▶ _Do this_
Below are some entries. Work out how many of their lines hold the word "structured", and write that number alone.

Dataset excerpt
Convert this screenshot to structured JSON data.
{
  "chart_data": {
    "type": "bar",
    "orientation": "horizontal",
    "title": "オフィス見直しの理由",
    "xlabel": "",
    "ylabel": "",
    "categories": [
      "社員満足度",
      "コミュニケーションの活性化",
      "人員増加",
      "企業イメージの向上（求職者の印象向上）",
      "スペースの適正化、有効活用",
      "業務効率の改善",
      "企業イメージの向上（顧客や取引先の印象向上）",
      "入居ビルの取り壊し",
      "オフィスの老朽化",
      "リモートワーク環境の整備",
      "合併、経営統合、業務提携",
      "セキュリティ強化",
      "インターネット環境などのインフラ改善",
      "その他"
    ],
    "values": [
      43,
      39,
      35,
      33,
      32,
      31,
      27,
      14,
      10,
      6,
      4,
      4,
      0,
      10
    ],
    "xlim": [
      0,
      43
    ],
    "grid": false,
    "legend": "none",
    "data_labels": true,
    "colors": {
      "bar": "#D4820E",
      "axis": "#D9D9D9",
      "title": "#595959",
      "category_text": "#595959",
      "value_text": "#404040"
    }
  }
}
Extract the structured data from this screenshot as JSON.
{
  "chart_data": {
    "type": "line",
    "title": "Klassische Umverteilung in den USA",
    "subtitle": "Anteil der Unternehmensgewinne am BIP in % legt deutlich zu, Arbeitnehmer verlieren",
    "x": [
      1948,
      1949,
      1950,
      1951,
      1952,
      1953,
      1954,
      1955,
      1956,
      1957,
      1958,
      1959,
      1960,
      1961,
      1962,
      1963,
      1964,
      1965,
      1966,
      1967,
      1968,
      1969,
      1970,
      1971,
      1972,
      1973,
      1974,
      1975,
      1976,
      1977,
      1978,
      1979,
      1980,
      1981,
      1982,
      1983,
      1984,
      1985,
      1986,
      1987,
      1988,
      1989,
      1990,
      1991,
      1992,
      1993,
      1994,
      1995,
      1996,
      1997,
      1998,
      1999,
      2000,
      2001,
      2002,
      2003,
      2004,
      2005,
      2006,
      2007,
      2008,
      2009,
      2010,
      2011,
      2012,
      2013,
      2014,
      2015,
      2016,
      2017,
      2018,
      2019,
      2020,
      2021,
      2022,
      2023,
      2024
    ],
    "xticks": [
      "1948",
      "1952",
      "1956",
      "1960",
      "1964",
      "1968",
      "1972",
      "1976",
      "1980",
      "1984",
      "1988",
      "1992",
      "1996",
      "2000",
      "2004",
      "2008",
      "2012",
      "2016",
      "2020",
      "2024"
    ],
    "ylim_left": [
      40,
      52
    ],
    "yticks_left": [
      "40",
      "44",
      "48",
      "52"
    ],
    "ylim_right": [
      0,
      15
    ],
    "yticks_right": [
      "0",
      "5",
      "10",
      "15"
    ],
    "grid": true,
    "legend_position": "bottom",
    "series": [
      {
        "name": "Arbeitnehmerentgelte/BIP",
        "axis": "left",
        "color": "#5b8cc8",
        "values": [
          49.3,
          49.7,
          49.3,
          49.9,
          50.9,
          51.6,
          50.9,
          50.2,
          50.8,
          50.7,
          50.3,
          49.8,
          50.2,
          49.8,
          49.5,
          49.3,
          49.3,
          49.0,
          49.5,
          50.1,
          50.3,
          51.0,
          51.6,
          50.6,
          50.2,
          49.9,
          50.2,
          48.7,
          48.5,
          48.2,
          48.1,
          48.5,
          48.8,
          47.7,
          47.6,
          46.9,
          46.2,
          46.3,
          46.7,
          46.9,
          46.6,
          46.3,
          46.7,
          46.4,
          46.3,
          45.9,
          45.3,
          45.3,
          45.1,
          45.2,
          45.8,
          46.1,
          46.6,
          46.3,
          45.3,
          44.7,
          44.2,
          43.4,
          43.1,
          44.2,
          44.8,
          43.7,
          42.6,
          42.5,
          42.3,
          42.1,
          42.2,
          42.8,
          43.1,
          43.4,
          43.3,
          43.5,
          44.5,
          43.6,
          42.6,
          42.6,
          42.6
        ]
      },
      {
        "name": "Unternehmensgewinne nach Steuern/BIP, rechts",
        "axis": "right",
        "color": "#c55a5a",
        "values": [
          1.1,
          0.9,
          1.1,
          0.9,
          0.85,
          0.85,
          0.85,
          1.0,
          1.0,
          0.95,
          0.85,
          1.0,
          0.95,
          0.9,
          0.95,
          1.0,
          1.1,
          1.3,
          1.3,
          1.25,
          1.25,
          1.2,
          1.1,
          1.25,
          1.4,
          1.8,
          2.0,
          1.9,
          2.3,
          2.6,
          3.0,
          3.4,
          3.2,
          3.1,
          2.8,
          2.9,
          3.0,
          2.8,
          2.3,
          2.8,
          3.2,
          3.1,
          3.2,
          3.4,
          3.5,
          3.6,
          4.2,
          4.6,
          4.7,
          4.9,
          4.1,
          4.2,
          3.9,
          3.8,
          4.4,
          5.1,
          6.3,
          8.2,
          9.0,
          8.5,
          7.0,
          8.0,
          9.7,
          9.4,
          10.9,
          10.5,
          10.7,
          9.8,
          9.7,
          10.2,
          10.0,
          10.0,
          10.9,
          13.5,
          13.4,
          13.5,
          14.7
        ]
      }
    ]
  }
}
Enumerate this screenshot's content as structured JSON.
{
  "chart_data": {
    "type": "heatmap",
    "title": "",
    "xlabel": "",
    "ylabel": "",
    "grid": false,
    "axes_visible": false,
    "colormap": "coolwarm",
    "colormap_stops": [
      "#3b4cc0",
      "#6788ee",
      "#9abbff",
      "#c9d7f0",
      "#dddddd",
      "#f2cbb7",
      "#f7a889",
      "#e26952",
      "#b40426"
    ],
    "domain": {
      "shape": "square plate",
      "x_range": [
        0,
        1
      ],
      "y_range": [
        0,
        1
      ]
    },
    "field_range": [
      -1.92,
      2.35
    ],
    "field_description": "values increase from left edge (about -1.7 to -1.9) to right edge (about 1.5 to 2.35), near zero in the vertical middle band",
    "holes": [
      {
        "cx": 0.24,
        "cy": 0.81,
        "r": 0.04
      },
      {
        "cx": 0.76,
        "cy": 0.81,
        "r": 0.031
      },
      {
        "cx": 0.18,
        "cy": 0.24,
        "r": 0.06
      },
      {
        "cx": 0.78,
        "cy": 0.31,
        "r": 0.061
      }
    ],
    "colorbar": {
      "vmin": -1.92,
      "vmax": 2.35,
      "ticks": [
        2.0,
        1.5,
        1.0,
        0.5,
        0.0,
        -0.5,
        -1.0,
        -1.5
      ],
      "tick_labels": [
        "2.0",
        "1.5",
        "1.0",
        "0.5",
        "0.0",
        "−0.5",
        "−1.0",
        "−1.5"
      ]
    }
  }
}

▶ _Exercise solution_
3